- **Direction**
Reproduce all of the listing below without alteration.

================================

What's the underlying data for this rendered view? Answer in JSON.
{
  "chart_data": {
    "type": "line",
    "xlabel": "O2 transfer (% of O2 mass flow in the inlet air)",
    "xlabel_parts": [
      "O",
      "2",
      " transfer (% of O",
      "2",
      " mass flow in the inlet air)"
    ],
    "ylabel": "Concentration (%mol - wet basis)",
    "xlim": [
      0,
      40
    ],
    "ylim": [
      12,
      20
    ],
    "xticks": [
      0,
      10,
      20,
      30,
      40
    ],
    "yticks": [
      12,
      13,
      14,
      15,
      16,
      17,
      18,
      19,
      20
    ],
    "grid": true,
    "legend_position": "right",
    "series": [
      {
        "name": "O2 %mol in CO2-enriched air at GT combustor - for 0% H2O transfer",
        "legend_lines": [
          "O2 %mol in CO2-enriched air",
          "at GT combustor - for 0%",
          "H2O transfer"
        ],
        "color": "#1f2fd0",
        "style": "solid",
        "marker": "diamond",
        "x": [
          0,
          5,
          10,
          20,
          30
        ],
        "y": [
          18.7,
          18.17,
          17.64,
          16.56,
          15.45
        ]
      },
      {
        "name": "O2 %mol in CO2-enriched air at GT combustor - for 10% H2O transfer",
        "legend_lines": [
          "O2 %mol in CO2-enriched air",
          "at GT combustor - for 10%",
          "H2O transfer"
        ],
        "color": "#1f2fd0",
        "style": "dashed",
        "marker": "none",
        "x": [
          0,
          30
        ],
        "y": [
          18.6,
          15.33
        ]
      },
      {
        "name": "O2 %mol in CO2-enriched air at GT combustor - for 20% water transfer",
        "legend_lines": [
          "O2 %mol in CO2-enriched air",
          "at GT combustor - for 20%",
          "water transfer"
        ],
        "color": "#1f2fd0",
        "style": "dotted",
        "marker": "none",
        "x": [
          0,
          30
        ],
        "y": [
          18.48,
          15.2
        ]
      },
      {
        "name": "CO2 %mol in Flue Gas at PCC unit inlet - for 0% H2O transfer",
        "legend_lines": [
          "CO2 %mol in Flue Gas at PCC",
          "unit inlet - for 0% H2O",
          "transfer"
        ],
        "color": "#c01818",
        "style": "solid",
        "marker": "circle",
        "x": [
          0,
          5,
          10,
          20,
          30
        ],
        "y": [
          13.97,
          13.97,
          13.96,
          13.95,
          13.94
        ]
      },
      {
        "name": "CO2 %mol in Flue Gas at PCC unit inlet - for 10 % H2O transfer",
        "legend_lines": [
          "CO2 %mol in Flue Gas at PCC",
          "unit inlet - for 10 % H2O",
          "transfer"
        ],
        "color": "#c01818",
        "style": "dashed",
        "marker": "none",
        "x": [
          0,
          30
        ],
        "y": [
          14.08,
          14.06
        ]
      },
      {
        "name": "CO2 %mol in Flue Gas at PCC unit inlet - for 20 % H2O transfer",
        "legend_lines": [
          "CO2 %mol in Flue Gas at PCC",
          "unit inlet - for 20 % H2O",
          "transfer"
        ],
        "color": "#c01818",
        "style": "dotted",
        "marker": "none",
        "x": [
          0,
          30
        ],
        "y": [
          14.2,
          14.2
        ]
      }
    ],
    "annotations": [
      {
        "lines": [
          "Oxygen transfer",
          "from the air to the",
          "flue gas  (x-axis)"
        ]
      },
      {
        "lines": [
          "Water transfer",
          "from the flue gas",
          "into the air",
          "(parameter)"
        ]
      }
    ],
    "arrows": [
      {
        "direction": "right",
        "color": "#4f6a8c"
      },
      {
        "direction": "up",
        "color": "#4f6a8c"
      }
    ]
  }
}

================================

- **Solution to this task**
What's the underlying data for this rendered view? Answer in JSON.
{
  "chart_data": {
    "type": "line",
    "xlabel": "O2 transfer (% of O2 mass flow in the inlet air)",
    "xlabel_parts": [
      "O",
      "2",
      " transfer (% of O",
      "2",
      " mass flow in the inlet air)"
    ],
    "ylabel": "Concentration (%mol - wet basis)",
    "xlim": [
      0,
      40
    ],
    "ylim": [
      12,
      20
    ],
    "xticks": [
      0,
      10,
      20,
      30,
      40
    ],
    "yticks": [
      12,
      13,
      14,
      15,
      16,
      17,
      18,
      19,
      20
    ],
    "grid": true,
    "legend_position": "right",
    "series": [
      {
        "name": "O2 %mol in CO2-enriched air at GT combustor - for 0% H2O transfer",
        "legend_lines": [
          "O2 %mol in CO2-enriched air",
          "at GT combustor - for 0%",
          "H2O transfer"
        ],
        "color": "#1f2fd0",
        "style": "solid",
        "marker": "diamond",
        "x": [
          0,
          5,
          10,
          20,
          30
        ],
        "y": [
          18.7,
          18.17,
          17.64,
          16.56,
          15.45
        ]
      },
      {
        "name": "O2 %mol in CO2-enriched air at GT combustor - for 10% H2O transfer",
        "legend_lines": [
          "O2 %mol in CO2-enriched air",
          "at GT combustor - for 10%",
          "H2O transfer"
        ],
        "color": "#1f2fd0",
        "style": "dashed",
        "marker": "none",
        "x": [
          0,
          30
        ],
        "y": [
          18.6,
          15.33
        ]
      },
      {
        "name": "O2 %mol in CO2-enriched air at GT combustor - for 20% water transfer",
        "legend_lines": [
          "O2 %mol in CO2-enriched air",
          "at GT combustor - for 20%",
          "water transfer"
        ],
        "color": "#1f2fd0",
        "style": "dotted",
        "marker": "none",
        "x": [
          0,
          30
        ],
        "y": [
          18.48,
          15.2
        ]
      },
      {
        "name": "CO2 %mol in Flue Gas at PCC unit inlet - for 0% H2O transfer",
        "legend_lines": [
          "CO2 %mol in Flue Gas at PCC",
          "unit inlet - for 0% H2O",
          "transfer"
        ],
        "color": "#c01818",
        "style": "solid",
        "marker": "circle",
        "x": [
          0,
          5,
          10,
          20,
          30
        ],
        "y": [
          13.97,
          13.97,
          13.96,
          13.95,
          13.94
        ]
      },
      {
        "name": "CO2 %mol in Flue Gas at PCC unit inlet - for 10 % H2O transfer",
        "legend_lines": [
          "CO2 %mol in Flue Gas at PCC",
          "unit inlet - for 10 % H2O",
          "transfer"
        ],
        "color": "#c01818",
        "style": "dashed",
        "marker": "none",
        "x": [
          0,
          30
        ],
        "y": [
          14.08,
          14.06
        ]
      },
      {
        "name": "CO2 %mol in Flue Gas at PCC unit inlet - for 20 % H2O transfer",
        "legend_lines": [
          "CO2 %mol in Flue Gas at PCC",
          "unit inlet - for 20 % H2O",
          "transfer"
        ],
        "color": "#c01818",
        "style": "dotted",
        "marker": "none",
        "x": [
          0,
          30
        ],
        "y": [
          14.2,
          14.2
        ]
      }
    ],
    "annotations": [
      {
        "lines": [
          "Oxygen transfer",
          "from the air to the",
          "flue gas  (x-axis)"
        ]
      },
      {
        "lines": [
          "Water transfer",
          "from the flue gas",
          "into the air",
          "(parameter)"
        ]
      }
    ],
    "arrows": [
      {
        "direction": "right",
        "color": "#4f6a8c"
      },
      {
        "direction": "up",
        "color": "#4f6a8c"
      }
    ]
  }
}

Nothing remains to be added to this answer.